_Task directions_
Your reply should be one number: the count of lines holding the word "name".

_Data supplied_

□ □ □

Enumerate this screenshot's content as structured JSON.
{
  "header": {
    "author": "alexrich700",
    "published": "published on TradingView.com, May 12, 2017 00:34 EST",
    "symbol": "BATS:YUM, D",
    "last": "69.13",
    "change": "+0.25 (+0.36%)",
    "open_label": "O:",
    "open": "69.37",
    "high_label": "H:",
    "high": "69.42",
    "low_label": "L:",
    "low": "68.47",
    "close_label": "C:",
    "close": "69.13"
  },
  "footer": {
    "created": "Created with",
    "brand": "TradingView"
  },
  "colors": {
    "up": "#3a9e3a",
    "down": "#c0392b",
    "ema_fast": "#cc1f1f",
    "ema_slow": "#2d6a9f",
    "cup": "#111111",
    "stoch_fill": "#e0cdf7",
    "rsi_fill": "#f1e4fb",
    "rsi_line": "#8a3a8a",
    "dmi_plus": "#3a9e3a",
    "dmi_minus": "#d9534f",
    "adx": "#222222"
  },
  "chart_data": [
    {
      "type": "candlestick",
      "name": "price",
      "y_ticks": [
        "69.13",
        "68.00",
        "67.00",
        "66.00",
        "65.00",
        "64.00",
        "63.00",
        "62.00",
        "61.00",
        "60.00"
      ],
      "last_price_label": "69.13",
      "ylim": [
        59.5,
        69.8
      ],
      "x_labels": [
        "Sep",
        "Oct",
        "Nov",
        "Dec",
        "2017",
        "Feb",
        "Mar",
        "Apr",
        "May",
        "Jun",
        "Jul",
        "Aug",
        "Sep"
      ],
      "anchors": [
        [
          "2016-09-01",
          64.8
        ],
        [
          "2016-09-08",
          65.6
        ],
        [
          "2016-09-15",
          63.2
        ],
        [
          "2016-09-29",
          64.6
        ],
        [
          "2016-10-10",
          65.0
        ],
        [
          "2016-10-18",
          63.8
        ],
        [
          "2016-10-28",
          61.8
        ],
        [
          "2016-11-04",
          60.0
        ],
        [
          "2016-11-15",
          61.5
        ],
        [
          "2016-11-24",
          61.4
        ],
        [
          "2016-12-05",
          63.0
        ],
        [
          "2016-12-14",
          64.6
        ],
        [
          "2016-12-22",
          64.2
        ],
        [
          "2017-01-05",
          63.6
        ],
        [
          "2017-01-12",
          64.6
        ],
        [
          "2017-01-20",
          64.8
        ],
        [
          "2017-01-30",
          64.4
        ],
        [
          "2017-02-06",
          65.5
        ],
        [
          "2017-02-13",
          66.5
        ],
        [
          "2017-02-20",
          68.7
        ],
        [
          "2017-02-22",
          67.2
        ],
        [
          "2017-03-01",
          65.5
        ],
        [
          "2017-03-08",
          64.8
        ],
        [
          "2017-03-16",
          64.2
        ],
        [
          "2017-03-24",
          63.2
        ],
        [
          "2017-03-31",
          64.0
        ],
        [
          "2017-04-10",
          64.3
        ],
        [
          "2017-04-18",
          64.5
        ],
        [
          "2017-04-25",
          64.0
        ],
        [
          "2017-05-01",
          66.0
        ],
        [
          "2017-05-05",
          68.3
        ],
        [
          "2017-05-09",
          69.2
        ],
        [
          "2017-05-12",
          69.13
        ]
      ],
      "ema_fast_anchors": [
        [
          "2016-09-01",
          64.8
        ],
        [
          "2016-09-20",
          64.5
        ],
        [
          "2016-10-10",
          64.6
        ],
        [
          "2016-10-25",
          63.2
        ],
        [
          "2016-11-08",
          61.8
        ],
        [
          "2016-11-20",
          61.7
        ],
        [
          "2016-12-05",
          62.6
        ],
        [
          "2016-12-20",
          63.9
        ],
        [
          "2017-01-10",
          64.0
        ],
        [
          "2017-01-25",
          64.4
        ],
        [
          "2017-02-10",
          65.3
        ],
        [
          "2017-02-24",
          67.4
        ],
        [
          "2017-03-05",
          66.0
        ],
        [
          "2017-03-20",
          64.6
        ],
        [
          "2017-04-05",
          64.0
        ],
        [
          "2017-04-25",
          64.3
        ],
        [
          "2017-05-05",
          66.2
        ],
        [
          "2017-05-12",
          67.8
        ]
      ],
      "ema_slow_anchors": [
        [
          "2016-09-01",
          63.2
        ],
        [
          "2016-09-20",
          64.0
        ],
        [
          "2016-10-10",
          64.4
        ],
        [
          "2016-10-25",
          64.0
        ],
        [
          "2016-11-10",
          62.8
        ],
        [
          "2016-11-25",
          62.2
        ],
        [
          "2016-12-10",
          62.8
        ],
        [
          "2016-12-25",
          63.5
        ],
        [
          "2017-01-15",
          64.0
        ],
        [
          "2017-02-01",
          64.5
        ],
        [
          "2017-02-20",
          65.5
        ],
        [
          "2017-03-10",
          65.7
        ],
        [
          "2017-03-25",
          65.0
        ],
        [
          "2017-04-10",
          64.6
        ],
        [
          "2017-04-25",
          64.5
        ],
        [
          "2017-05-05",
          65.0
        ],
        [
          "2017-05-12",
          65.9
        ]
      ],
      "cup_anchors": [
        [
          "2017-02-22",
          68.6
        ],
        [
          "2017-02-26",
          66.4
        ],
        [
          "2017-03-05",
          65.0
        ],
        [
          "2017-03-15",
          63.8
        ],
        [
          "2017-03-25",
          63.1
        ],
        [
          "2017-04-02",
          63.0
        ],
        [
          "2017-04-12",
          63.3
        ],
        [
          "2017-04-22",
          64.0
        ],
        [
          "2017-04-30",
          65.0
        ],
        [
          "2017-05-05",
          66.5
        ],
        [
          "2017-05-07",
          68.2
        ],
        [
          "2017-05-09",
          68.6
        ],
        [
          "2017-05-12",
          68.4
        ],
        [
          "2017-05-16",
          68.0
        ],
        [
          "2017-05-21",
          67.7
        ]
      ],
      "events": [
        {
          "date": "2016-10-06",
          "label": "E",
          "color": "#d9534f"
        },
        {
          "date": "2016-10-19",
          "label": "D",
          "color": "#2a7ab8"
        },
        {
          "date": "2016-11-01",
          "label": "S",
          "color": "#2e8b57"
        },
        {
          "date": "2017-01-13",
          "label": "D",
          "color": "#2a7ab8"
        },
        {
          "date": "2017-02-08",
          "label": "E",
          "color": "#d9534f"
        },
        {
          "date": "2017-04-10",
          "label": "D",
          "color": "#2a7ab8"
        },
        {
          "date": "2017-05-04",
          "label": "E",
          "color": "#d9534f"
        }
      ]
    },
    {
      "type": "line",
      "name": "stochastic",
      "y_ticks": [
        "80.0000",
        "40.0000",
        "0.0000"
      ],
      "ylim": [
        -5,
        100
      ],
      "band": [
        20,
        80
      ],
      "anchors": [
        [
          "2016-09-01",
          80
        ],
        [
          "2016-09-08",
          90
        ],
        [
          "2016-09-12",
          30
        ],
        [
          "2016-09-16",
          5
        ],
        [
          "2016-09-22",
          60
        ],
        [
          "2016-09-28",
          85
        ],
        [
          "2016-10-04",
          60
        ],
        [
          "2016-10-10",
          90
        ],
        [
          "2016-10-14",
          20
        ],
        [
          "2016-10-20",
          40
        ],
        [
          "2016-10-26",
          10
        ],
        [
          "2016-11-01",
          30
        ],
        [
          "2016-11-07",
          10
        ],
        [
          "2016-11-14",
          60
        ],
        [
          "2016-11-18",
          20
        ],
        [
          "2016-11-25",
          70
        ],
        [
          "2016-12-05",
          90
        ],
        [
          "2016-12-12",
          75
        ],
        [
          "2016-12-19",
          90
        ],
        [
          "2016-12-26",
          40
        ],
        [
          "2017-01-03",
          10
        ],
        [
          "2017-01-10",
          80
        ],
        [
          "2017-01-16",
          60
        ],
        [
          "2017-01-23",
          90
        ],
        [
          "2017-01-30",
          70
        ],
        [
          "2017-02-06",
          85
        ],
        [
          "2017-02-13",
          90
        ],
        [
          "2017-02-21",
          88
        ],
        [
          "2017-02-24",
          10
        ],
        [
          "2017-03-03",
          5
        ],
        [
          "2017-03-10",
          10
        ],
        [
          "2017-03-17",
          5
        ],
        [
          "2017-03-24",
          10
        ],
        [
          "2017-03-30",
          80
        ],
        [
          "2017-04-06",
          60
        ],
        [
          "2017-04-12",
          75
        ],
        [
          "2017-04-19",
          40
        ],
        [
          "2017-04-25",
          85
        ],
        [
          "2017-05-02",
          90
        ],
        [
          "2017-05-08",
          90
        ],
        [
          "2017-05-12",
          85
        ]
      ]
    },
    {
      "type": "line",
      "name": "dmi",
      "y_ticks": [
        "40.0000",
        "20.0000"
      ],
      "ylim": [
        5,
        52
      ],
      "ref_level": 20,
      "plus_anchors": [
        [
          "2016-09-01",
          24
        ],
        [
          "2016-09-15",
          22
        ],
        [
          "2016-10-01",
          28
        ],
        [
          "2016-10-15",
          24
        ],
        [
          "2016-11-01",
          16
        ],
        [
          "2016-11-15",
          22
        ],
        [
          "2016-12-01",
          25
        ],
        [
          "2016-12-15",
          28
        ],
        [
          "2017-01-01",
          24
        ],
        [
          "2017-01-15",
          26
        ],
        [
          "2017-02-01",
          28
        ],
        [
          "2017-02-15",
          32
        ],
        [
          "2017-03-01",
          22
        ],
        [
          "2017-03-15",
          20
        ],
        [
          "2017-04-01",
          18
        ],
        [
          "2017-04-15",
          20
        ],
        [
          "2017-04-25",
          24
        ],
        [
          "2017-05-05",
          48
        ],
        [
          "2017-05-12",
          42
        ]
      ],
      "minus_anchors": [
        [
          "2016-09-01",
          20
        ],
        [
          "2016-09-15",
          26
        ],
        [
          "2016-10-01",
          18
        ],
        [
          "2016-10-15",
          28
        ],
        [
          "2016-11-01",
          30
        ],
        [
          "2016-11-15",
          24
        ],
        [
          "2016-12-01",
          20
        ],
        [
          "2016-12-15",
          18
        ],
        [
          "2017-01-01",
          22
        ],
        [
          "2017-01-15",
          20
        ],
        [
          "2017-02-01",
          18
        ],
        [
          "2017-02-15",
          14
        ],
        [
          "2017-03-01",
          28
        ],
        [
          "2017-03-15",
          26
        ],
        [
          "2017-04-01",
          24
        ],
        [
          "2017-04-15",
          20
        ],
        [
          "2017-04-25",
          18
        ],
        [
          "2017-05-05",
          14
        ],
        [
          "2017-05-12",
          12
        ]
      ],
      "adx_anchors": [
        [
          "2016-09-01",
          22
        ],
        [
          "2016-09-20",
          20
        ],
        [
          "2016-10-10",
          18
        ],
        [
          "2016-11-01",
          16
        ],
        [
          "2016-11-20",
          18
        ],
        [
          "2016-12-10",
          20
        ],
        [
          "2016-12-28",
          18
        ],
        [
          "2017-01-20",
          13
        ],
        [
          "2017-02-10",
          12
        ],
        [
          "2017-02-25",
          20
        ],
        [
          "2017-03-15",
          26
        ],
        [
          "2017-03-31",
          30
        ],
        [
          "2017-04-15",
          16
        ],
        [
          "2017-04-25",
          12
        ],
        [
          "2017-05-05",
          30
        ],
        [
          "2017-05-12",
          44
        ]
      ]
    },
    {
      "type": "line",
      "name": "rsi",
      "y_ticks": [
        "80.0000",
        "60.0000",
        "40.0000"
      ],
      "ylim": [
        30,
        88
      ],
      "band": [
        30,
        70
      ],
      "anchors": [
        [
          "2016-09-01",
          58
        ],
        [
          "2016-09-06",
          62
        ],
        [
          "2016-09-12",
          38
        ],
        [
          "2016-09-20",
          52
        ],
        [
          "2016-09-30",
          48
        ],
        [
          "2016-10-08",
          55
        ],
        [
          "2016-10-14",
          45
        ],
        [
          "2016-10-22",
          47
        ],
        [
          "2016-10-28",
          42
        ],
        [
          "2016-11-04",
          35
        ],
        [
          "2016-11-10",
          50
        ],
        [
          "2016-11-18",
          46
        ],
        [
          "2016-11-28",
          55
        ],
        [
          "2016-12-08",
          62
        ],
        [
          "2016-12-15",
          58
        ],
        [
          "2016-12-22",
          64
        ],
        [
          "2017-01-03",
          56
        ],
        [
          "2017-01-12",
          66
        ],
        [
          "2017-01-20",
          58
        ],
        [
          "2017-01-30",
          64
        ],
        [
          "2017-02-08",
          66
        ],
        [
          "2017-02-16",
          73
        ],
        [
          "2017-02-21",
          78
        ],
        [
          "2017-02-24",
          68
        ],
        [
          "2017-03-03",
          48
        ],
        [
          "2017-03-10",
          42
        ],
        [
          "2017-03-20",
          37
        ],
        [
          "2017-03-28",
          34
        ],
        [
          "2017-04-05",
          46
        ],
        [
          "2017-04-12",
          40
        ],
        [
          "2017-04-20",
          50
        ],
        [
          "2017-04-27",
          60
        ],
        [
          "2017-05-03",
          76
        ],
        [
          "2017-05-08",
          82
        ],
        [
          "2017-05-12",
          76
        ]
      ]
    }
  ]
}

□ □ □

_Task result_
4